>> begin GIVEN RECORDS

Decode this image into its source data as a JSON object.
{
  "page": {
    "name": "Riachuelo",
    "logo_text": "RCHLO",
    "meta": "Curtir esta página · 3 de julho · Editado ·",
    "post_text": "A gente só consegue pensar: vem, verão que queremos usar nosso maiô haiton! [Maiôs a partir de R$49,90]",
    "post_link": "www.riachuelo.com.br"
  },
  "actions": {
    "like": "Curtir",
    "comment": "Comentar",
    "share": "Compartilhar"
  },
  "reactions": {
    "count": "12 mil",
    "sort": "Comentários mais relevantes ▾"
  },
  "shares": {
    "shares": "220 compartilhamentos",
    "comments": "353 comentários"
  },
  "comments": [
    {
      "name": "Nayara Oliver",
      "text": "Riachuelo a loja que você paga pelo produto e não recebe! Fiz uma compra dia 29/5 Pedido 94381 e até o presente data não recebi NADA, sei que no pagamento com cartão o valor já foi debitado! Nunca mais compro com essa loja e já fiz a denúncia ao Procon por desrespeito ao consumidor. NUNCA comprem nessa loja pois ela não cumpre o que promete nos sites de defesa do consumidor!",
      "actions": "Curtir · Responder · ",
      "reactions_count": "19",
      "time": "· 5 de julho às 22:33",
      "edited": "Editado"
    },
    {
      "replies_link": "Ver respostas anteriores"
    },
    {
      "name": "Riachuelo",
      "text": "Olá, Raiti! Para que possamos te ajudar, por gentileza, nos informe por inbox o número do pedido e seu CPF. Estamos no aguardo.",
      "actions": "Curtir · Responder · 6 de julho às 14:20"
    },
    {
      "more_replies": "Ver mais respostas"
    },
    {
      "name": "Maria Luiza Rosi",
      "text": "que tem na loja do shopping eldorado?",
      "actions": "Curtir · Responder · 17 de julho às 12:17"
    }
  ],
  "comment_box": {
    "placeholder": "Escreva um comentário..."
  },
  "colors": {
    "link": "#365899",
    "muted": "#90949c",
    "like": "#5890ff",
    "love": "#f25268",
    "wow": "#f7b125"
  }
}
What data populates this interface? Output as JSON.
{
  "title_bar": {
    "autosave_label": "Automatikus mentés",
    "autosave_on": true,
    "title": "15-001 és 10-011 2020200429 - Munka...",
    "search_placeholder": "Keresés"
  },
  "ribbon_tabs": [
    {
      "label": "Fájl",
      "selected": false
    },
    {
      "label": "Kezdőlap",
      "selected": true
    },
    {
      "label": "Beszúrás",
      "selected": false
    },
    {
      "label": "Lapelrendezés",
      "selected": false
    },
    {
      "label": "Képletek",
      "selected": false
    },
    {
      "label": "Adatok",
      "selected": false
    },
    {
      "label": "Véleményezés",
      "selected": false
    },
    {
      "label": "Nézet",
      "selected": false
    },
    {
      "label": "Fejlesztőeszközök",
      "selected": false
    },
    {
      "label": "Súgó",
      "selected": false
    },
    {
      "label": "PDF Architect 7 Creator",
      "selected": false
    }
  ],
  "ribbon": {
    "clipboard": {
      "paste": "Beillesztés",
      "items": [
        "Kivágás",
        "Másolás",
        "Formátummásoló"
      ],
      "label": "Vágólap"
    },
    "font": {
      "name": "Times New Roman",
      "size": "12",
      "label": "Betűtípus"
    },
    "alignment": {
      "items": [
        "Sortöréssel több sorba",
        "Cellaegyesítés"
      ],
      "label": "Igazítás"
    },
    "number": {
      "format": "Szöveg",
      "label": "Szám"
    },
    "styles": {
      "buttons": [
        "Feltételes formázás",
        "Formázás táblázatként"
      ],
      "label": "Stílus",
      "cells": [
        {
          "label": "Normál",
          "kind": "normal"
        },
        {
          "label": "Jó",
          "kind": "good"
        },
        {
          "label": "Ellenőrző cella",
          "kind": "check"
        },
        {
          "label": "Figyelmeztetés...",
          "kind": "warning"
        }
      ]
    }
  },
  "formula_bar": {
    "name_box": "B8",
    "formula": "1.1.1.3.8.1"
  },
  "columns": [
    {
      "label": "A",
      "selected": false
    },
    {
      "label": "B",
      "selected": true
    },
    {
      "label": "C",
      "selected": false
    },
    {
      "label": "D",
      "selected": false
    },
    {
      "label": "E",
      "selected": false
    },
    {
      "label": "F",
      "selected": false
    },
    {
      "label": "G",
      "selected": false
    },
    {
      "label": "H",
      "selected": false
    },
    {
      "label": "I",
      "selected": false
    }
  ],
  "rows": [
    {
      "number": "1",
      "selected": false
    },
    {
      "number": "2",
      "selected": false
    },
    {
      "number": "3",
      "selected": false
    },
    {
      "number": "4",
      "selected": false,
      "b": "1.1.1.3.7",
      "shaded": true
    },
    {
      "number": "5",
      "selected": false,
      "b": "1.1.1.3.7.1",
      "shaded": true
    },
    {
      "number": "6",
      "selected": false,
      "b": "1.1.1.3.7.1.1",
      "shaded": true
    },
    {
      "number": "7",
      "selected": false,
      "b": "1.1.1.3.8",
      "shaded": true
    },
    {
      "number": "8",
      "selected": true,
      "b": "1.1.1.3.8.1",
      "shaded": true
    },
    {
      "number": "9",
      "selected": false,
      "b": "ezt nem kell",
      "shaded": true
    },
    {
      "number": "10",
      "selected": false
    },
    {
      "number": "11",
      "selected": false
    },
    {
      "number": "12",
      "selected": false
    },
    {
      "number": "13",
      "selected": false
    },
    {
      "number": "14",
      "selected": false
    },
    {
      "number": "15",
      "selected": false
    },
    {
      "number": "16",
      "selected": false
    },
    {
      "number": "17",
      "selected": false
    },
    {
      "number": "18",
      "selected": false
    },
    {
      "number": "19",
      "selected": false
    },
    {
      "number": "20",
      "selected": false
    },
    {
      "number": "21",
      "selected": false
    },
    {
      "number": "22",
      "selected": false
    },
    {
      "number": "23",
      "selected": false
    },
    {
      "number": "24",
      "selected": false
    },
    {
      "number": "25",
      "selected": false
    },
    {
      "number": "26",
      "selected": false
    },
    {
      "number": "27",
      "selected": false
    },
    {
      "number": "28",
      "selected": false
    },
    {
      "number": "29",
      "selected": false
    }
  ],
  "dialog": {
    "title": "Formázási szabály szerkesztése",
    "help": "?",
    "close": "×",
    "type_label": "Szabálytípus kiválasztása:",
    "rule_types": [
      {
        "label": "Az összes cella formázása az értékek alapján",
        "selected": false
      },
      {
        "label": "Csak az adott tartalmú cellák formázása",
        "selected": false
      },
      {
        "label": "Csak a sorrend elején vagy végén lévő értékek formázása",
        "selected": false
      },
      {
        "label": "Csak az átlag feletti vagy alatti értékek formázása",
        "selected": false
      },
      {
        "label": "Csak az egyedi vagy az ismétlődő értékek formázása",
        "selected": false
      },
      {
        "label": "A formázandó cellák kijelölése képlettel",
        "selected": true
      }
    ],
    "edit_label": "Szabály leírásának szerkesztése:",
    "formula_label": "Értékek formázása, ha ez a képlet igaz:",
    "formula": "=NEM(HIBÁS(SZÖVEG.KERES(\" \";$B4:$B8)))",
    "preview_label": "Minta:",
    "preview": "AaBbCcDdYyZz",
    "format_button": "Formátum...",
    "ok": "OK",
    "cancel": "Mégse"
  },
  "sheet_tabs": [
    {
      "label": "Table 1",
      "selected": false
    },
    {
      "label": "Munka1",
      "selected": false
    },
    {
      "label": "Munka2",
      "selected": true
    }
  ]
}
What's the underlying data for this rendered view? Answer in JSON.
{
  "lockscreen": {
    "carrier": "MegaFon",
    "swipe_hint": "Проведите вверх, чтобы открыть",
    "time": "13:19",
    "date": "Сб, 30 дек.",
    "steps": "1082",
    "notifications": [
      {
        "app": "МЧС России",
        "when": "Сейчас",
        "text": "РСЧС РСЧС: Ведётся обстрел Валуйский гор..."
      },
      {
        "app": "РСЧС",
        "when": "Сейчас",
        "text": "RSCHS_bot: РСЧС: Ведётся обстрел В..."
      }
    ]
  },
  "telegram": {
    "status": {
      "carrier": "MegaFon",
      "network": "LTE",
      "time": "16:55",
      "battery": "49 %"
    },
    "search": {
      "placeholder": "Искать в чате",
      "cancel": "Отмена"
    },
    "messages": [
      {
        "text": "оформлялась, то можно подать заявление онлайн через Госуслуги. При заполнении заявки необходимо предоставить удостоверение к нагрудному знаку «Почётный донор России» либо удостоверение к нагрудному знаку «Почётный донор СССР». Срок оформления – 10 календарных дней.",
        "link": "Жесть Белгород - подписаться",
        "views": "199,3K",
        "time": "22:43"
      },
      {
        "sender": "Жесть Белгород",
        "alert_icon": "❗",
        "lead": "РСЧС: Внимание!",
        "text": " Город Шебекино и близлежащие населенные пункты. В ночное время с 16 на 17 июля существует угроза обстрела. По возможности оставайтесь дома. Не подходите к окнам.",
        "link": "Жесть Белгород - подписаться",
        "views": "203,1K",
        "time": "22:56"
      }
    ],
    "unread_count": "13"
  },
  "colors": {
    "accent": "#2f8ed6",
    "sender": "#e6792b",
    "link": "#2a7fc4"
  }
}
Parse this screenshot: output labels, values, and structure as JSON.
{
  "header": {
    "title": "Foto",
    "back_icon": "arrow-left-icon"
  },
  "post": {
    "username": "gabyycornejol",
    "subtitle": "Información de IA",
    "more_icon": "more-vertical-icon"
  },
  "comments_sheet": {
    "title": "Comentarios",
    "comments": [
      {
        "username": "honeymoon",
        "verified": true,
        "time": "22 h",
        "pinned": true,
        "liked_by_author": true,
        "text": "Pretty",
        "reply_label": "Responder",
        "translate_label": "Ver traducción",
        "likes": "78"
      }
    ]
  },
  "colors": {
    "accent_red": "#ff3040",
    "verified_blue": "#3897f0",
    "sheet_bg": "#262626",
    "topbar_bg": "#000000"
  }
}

>> end GIVEN RECORDS

EXERCISE AIM:
Report how many lines in this data include the string "sender", and nothing else.

COMPLETE RESPONSE:
2